• [Your task]:
Check the listing below for lines that hold "connected". How many are there? Please give only the number.

• [Supplied data]:
=====

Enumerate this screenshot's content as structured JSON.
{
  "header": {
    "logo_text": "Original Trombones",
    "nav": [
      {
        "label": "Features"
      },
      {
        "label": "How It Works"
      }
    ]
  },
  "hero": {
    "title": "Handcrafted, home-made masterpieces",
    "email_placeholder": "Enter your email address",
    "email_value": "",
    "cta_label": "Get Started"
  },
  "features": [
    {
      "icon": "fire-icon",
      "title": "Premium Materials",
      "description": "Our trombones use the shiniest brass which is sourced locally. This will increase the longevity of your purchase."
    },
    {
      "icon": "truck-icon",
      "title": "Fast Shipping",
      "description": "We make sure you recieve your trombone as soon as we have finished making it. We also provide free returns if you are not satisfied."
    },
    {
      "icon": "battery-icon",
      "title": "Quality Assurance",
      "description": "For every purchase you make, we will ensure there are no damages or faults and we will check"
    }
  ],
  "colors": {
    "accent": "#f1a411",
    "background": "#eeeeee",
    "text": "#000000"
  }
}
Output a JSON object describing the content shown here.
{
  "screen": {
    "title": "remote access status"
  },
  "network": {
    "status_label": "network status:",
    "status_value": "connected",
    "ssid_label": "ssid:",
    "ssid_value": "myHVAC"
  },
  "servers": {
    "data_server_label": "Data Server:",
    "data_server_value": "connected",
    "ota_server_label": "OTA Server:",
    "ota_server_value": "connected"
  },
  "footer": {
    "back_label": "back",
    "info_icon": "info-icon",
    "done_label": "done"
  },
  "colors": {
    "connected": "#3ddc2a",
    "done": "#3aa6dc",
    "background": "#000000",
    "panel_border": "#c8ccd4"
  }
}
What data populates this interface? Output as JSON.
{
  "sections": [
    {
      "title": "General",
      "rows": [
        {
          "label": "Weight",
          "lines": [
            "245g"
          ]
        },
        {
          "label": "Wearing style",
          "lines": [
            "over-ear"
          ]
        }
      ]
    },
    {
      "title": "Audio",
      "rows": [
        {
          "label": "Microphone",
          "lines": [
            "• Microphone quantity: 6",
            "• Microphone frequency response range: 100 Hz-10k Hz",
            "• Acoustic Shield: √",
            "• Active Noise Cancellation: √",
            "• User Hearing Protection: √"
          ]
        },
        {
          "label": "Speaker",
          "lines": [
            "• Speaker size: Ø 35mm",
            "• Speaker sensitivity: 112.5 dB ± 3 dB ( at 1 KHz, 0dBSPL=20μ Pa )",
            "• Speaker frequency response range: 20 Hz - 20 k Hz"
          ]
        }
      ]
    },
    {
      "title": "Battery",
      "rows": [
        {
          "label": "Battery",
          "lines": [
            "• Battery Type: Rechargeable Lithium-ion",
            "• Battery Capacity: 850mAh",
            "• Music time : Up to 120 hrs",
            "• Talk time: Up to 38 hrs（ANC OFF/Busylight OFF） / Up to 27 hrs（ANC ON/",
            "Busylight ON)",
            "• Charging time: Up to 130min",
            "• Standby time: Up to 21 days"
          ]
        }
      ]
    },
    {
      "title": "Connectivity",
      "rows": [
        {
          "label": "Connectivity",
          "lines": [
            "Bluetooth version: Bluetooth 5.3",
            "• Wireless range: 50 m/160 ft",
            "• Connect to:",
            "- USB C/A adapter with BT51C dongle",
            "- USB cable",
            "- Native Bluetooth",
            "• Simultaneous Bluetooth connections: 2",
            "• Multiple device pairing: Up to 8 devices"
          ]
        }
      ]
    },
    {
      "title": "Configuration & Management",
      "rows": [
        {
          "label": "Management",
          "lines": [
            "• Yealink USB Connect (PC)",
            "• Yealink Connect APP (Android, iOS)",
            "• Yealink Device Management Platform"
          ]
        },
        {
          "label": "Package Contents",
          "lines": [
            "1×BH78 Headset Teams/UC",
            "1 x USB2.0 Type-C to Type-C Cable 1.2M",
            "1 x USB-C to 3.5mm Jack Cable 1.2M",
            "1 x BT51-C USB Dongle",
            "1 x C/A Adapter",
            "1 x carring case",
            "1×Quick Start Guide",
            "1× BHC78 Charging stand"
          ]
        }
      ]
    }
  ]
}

=====

• [Full response]:
4